# Problem statement
Output the material beneath exactly, leaving nothing out.

# Material provided
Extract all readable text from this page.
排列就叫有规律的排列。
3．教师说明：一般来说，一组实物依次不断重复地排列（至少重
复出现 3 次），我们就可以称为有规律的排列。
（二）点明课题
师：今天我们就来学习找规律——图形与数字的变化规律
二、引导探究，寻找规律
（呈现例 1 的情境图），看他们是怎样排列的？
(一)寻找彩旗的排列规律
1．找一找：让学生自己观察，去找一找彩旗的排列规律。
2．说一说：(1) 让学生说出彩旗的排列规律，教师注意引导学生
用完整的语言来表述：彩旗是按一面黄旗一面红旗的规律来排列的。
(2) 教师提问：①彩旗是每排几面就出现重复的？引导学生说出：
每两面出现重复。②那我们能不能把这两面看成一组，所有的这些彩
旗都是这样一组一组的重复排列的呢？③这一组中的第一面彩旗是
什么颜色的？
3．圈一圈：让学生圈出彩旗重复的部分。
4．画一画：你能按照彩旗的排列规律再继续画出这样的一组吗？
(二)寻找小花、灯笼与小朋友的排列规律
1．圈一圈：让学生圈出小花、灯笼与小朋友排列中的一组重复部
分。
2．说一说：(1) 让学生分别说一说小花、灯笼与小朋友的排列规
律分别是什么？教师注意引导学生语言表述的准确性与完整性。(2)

# Response to the exercise
Extract all readable text from this page.
排列就叫有规律的排列。
3．教师说明：一般来说，一组实物依次不断重复地排列（至少重
复出现 3 次），我们就可以称为有规律的排列。
（二）点明课题
师：今天我们就来学习找规律——图形与数字的变化规律
二、引导探究，寻找规律
（呈现例 1 的情境图），看他们是怎样排列的？
(一)寻找彩旗的排列规律
1．找一找：让学生自己观察，去找一找彩旗的排列规律。
2．说一说：(1) 让学生说出彩旗的排列规律，教师注意引导学生
用完整的语言来表述：彩旗是按一面黄旗一面红旗的规律来排列的。
(2) 教师提问：①彩旗是每排几面就出现重复的？引导学生说出：
每两面出现重复。②那我们能不能把这两面看成一组，所有的这些彩
旗都是这样一组一组的重复排列的呢？③这一组中的第一面彩旗是
什么颜色的？
3．圈一圈：让学生圈出彩旗重复的部分。
4．画一画：你能按照彩旗的排列规律再继续画出这样的一组吗？
(二)寻找小花、灯笼与小朋友的排列规律
1．圈一圈：让学生圈出小花、灯笼与小朋友排列中的一组重复部
分。
2．说一说：(1) 让学生分别说一说小花、灯笼与小朋友的排列规
律分别是什么？教师注意引导学生语言表述的准确性与完整性。(2)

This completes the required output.